Objective
Pick out each line of the records in which the word "secta" appears.

Data records:

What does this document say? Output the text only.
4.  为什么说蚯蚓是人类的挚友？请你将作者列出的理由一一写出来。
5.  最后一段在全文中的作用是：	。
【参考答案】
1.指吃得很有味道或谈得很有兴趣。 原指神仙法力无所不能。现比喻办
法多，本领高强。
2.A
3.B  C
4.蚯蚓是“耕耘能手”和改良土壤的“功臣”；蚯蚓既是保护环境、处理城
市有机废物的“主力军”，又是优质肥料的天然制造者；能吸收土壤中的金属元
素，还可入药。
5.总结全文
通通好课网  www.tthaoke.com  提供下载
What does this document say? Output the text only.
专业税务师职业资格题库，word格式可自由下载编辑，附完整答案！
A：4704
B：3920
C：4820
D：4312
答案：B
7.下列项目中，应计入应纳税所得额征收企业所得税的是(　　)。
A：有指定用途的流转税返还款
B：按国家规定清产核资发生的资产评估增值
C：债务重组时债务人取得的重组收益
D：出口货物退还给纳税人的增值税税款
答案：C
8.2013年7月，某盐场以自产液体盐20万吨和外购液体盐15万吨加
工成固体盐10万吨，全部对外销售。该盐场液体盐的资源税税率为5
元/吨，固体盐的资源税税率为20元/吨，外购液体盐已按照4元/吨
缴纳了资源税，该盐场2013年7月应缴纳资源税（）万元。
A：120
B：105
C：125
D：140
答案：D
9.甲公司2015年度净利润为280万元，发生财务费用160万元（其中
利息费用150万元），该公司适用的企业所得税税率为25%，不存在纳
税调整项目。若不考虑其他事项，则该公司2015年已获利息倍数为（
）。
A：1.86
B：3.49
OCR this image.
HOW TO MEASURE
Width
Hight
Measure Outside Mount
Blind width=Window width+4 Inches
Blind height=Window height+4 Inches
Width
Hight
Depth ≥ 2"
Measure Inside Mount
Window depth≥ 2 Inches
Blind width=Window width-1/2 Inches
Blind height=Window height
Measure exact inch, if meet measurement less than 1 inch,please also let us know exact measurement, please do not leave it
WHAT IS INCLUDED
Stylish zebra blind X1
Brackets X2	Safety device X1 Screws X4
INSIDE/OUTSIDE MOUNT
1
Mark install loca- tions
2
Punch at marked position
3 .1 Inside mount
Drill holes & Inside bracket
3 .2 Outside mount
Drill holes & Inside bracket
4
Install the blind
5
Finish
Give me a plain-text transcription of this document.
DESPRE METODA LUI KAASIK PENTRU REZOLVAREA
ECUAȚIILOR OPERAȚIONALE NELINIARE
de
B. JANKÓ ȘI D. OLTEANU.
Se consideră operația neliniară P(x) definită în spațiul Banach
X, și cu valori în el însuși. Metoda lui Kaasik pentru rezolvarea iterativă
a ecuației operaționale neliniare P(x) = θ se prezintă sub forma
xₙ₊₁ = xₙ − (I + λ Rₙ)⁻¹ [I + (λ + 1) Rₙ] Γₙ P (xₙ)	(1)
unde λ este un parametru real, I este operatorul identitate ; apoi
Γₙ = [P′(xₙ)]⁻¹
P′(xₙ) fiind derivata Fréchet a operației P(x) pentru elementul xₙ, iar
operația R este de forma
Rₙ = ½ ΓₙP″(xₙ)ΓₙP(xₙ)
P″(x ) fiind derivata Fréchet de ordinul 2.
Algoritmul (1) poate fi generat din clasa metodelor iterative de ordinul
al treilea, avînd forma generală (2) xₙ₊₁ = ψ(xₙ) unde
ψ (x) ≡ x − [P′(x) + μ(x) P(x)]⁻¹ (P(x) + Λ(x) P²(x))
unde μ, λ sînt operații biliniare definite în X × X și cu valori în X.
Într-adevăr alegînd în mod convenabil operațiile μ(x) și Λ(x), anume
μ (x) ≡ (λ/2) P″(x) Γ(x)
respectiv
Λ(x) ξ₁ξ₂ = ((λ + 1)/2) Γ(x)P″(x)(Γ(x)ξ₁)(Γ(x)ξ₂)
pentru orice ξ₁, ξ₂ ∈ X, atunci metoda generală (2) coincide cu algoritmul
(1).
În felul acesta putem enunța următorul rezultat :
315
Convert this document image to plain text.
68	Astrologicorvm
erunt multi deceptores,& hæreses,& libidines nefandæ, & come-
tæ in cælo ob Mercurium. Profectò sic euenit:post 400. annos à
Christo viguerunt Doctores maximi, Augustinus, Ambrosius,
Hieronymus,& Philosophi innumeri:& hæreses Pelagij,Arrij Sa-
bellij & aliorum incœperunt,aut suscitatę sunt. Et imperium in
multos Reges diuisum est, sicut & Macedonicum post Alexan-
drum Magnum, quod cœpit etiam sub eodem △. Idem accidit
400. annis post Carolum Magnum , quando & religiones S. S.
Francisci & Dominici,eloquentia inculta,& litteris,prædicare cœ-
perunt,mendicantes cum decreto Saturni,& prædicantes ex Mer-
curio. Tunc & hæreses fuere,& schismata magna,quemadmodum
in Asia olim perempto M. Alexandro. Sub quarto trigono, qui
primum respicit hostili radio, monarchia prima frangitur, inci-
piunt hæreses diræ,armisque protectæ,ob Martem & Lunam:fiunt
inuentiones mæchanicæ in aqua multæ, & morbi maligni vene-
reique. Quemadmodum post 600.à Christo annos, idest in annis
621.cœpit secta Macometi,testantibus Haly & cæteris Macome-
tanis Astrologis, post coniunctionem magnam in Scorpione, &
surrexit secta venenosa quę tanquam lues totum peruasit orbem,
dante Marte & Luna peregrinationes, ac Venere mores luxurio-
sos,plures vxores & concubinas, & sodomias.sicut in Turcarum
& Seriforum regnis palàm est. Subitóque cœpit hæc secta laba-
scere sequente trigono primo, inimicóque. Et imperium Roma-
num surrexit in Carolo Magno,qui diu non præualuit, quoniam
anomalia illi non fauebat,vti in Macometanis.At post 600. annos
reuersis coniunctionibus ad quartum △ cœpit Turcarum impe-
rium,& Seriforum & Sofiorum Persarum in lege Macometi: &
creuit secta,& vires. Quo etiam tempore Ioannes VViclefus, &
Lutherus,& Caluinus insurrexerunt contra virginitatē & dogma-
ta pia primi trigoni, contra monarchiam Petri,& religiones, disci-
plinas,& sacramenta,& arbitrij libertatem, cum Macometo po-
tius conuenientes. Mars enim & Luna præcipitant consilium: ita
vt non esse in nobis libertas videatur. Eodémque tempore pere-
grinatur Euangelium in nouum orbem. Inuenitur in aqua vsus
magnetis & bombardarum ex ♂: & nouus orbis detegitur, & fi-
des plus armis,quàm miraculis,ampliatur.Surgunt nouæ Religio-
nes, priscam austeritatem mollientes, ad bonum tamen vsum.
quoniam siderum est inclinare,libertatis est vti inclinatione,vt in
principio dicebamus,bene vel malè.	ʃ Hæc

Exercise output
621.cœpit secta Macometi,testantibus Haly & cæteris Macome-
surrexit secta venenosa quę tanquam lues totum peruasit orbem,
& Seriforum regnis palàm est. Subitóque cœpit hæc secta laba-
creuit secta,& vires. Quo etiam tempore Ioannes VViclefus, &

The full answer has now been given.